⟨

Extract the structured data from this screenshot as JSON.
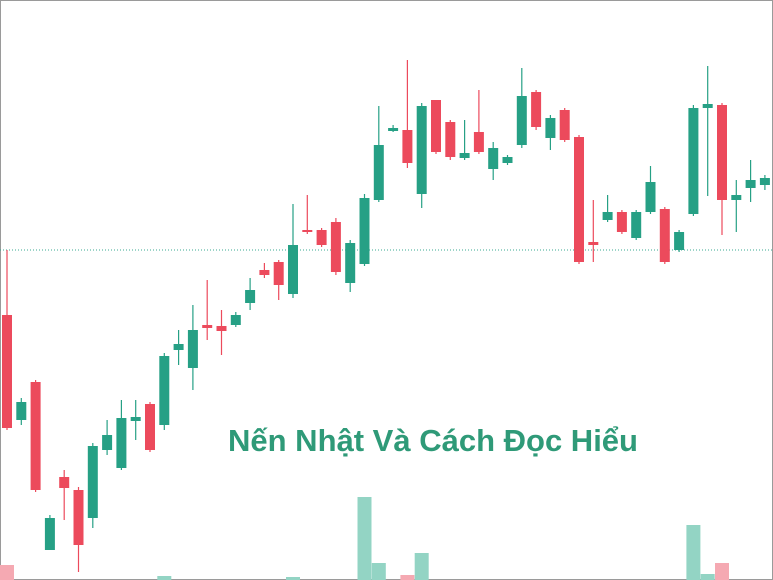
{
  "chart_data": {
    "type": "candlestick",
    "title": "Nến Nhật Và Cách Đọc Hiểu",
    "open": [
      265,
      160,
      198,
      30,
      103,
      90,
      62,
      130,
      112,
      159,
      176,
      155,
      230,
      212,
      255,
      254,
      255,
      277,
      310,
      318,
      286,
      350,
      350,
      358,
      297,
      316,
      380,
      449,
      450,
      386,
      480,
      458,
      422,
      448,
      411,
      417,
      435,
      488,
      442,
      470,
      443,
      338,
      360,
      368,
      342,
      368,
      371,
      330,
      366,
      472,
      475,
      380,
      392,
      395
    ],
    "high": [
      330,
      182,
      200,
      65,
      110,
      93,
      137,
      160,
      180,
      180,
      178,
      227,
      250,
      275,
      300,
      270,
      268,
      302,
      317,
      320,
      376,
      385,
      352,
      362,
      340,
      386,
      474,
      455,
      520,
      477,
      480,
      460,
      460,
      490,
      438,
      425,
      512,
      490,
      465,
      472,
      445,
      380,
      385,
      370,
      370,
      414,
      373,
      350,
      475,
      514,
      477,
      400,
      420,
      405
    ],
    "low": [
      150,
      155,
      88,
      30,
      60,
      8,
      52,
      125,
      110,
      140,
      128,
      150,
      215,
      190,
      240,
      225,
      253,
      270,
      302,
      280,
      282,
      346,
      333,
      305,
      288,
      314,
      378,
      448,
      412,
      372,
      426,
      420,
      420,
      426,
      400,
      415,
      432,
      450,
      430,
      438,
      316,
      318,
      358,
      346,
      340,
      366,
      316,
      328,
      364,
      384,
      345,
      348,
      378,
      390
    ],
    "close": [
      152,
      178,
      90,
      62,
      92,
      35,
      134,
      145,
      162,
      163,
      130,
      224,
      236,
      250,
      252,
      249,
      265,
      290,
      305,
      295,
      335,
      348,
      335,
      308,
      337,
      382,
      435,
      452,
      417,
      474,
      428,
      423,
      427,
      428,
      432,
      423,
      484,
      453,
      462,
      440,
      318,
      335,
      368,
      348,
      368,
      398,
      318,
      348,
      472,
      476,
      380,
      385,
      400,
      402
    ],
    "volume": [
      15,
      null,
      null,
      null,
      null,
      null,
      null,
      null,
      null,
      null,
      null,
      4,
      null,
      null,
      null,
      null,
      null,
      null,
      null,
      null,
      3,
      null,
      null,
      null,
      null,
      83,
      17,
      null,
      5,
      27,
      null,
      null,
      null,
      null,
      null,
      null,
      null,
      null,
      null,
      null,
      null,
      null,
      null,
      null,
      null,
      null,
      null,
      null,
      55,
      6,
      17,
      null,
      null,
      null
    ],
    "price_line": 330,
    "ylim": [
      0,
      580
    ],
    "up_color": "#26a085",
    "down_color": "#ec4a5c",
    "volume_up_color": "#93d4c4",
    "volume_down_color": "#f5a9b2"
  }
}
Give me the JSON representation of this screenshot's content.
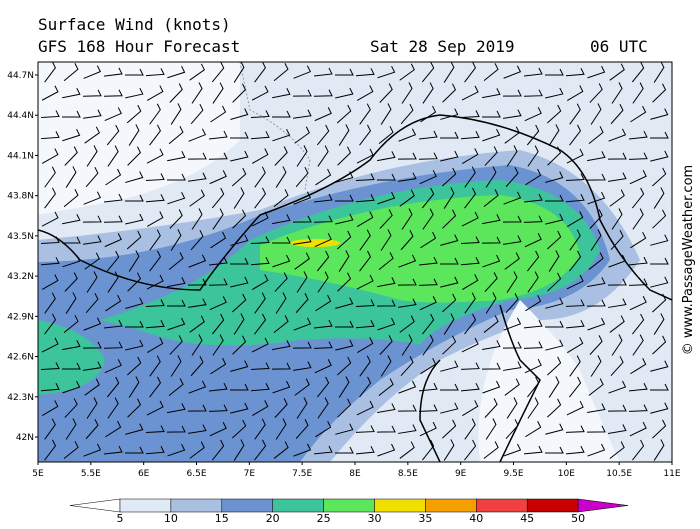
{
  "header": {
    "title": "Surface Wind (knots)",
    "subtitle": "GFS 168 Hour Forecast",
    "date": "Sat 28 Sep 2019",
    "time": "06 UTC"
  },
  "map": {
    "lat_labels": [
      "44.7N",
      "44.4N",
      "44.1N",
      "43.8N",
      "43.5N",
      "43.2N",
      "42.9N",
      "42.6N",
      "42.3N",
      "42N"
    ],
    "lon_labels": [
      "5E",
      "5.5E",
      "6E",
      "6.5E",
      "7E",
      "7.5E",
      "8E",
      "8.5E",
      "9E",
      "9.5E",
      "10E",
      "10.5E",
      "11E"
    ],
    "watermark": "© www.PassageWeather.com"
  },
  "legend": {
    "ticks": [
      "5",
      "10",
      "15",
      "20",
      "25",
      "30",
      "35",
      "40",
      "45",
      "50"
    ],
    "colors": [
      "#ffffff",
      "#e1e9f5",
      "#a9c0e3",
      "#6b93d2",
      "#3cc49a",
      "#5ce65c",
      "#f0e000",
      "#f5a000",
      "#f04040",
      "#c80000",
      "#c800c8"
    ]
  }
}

⟩

Using the listing above, locate the lines that hold "screenshot" and copy each one.

Complete answer
Extract the structured data from this screenshot as JSON.
Give me the JSON representation of this screenshot's content.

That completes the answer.